Given request: Go through the material and pull out every line with the string "我们抬着树苗" in it.

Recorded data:
▼
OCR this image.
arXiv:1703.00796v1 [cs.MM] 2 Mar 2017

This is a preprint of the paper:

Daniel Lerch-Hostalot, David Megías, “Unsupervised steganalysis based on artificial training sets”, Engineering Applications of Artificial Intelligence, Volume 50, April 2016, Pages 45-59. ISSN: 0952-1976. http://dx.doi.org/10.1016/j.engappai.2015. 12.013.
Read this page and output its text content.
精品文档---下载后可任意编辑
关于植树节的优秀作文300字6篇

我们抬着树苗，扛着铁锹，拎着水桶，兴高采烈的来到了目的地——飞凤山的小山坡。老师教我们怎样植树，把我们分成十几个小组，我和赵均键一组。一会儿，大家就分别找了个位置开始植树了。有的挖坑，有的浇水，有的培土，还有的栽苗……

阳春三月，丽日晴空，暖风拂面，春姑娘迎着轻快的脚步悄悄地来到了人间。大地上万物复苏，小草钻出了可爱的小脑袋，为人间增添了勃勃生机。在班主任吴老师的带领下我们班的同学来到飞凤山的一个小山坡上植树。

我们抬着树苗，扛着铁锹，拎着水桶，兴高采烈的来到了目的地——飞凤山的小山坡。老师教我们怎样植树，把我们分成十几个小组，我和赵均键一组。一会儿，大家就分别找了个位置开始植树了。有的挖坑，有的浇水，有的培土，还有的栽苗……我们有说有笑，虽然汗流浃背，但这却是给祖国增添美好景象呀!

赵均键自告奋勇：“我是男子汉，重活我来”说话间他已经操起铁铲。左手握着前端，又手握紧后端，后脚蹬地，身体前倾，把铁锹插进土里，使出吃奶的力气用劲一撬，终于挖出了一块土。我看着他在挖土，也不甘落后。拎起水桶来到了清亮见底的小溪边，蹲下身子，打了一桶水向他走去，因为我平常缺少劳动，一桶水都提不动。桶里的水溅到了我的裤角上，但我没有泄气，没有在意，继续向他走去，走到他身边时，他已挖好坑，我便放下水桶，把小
▲
Answer to this task:
我们抬着树苗，扛着铁锹，拎着水桶，兴高采烈的来到了目的地——飞凤山的小山坡。老师教我们怎样植树，把我们分成十几个小组，我和赵均键一组。一会儿，大家就分别找了个位置开始植树了。有的挖坑，有的浇水，有的培土，还有的栽苗……
我们抬着树苗，扛着铁锹，拎着水桶，兴高采烈的来到了目的地——飞凤山的小山坡。老师教我们怎样植树，把我们分成十几个小组，我和赵均键一组。一会儿，大家就分别找了个位置开始植树了。有的挖坑，有的浇水，有的培土，还有的栽苗……我们有说有笑，虽然汗流浃背，但这却是给祖国增添美好景象呀!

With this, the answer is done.